Excerpt from a dataset
--- start ---
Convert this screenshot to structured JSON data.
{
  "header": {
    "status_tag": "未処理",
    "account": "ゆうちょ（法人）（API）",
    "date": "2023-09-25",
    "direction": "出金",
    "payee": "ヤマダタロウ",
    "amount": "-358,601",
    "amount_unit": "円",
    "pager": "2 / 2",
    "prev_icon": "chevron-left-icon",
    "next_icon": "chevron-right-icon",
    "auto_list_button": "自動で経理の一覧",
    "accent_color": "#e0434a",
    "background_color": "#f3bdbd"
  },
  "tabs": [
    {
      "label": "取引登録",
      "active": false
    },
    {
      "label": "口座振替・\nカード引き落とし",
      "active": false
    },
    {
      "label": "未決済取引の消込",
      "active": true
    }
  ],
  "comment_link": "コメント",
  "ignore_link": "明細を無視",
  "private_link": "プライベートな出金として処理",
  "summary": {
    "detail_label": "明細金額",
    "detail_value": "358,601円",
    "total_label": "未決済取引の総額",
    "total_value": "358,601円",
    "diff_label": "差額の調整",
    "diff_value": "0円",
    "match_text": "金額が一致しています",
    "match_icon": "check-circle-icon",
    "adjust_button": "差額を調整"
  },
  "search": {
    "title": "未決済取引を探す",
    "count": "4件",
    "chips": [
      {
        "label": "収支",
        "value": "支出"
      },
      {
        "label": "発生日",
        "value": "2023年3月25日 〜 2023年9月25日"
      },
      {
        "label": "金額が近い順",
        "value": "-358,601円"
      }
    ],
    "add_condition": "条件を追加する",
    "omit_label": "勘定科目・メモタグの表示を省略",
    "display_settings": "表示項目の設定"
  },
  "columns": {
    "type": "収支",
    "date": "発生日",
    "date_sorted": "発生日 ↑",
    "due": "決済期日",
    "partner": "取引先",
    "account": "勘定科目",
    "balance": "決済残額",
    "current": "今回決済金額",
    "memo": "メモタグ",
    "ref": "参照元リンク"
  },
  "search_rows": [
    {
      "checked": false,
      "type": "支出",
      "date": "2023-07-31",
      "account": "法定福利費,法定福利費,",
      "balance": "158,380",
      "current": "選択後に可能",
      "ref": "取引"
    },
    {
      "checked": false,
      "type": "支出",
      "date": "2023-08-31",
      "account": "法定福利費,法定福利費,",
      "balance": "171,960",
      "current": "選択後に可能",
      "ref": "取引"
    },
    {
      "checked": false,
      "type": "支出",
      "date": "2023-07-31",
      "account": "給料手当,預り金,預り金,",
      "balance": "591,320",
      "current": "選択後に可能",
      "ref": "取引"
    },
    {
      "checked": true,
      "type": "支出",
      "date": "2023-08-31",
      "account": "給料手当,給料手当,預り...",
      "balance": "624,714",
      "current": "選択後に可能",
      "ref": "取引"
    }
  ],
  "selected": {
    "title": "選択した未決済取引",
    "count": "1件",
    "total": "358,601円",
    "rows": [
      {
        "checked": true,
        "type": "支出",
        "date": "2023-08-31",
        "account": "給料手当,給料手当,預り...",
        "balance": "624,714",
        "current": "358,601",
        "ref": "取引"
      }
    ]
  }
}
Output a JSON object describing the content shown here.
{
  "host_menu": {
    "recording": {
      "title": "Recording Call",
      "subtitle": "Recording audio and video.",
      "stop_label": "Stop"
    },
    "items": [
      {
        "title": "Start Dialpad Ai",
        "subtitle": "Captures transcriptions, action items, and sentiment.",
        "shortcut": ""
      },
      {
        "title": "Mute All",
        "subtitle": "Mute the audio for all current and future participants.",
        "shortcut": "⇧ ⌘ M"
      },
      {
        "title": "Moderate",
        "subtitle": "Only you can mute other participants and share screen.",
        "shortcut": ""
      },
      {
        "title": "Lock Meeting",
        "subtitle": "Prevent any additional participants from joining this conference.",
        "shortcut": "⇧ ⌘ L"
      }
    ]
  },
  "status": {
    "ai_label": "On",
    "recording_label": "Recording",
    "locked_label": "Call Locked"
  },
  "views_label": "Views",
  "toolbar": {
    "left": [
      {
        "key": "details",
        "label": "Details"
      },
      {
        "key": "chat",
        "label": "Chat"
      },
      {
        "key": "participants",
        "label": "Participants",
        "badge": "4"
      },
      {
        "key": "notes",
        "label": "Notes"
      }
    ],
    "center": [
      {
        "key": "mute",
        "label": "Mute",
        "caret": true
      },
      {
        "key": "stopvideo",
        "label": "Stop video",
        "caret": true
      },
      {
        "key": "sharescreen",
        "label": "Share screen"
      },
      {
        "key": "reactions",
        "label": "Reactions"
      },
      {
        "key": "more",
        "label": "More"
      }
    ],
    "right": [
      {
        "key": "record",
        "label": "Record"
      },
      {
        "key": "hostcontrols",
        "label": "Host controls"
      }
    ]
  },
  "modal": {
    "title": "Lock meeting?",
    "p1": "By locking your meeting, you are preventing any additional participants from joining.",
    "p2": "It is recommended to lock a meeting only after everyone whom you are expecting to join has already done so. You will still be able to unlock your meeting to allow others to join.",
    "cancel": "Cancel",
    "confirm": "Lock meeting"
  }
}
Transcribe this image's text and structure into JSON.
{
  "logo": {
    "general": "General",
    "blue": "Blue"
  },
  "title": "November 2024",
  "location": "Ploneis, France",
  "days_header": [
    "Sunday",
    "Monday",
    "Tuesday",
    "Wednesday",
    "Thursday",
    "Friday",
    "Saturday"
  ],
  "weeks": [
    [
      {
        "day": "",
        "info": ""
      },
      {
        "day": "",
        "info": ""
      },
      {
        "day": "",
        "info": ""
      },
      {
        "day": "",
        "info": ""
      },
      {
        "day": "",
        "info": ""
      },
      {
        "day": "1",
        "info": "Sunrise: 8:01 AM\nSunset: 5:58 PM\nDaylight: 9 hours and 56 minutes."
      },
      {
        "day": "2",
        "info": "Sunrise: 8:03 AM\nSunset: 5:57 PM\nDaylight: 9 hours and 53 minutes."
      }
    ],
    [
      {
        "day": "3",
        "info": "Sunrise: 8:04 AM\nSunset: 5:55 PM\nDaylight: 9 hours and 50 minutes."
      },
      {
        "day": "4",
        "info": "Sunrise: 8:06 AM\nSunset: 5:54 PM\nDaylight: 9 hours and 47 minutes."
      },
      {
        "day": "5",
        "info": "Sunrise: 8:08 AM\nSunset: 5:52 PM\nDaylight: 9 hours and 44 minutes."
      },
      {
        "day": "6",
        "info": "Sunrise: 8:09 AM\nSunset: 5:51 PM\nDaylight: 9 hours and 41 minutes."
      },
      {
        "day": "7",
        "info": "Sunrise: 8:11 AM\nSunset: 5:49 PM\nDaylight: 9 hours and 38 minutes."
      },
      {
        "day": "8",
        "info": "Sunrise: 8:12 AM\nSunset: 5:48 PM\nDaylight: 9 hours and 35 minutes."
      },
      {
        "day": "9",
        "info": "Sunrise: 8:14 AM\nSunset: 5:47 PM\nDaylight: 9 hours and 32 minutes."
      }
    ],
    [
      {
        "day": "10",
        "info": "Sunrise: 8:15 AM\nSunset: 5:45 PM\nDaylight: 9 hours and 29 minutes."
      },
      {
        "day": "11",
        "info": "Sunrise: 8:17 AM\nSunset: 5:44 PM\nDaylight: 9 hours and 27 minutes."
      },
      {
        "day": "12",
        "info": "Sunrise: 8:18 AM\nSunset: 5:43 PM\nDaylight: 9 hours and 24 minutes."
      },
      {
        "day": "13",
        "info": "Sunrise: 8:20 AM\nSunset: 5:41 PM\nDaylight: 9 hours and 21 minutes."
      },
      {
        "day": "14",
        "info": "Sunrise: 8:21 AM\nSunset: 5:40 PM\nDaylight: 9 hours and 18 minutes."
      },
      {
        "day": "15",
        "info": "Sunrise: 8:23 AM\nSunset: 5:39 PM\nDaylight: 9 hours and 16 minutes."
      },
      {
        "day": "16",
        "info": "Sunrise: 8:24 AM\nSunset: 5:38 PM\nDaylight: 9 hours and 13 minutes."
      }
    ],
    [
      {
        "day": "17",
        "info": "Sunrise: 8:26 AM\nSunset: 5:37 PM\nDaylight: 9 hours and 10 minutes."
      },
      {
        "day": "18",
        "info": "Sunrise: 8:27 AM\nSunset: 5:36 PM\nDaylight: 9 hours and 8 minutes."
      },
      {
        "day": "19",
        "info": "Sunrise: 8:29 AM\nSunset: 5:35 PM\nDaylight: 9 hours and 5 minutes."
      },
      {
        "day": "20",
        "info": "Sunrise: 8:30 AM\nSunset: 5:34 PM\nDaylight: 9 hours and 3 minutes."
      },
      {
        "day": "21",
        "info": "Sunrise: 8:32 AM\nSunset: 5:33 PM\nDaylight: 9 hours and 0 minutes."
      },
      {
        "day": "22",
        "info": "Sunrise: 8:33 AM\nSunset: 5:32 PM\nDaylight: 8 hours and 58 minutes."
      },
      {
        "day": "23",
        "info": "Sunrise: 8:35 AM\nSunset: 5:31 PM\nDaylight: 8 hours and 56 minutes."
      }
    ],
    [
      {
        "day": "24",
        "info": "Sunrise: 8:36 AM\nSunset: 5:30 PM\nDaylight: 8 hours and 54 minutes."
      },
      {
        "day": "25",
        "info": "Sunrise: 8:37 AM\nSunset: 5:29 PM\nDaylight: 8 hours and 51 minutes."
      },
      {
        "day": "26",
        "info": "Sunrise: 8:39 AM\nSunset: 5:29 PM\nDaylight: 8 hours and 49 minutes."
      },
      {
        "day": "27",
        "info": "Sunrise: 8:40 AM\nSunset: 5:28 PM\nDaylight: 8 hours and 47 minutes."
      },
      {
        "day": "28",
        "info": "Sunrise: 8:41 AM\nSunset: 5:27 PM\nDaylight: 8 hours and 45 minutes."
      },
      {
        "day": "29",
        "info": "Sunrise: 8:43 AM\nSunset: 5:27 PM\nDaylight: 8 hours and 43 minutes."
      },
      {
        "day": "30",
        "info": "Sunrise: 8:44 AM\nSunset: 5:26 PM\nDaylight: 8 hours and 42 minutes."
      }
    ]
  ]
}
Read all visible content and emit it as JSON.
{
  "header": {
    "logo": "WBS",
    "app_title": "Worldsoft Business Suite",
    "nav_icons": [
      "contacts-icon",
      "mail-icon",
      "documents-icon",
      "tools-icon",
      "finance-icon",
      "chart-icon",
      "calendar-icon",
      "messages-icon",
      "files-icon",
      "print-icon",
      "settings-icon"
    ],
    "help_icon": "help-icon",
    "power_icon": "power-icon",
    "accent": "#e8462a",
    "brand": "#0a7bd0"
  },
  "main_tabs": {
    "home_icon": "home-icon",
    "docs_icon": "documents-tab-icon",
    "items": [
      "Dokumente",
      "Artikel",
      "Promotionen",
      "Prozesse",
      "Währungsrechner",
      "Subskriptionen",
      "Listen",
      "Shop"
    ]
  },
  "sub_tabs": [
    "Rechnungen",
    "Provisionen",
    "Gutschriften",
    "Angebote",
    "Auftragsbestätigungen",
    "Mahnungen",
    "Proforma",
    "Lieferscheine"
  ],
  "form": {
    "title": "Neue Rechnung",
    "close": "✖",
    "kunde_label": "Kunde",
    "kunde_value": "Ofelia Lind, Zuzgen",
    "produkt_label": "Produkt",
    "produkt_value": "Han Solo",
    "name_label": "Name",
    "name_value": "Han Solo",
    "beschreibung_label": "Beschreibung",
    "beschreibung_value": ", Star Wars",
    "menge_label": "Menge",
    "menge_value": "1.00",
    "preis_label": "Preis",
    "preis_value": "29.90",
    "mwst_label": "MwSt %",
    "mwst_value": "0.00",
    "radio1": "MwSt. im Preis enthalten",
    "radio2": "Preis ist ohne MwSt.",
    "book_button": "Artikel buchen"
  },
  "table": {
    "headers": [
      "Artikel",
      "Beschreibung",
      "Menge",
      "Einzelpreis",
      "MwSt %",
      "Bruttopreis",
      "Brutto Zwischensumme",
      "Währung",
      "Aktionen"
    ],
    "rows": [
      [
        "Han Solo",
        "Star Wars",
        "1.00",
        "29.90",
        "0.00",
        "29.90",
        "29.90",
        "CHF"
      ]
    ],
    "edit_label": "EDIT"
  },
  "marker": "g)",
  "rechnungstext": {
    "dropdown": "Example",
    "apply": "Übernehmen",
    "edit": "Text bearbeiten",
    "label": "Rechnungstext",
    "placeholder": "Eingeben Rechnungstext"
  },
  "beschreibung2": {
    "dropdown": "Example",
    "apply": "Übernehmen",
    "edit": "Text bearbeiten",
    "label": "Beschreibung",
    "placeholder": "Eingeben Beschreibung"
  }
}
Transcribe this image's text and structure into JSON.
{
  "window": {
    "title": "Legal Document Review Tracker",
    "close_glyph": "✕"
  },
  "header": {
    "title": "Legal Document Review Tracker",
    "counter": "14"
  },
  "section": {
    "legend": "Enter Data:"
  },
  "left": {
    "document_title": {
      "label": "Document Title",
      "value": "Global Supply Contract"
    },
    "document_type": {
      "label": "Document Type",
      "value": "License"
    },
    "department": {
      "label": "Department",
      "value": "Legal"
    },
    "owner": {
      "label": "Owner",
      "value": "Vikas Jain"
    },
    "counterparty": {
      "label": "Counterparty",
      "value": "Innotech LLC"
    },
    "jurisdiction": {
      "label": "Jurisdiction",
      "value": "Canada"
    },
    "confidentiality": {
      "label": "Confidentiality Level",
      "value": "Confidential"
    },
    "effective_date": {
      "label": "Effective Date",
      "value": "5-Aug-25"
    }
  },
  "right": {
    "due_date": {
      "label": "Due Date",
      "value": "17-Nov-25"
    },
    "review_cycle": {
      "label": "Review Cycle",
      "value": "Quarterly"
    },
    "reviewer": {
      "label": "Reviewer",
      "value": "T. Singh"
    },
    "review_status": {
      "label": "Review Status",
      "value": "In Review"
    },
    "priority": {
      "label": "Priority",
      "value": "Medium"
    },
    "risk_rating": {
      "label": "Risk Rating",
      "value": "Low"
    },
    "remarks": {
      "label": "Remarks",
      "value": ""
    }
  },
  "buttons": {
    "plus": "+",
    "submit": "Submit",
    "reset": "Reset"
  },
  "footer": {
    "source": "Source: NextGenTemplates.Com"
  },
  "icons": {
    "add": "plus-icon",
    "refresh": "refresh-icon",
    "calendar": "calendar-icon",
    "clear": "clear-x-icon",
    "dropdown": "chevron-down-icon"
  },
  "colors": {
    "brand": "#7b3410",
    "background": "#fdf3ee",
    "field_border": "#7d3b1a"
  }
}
--- end ---
Your task: How many lines of the data hold the string "audio"? Reply with the number alone.

Answer: 2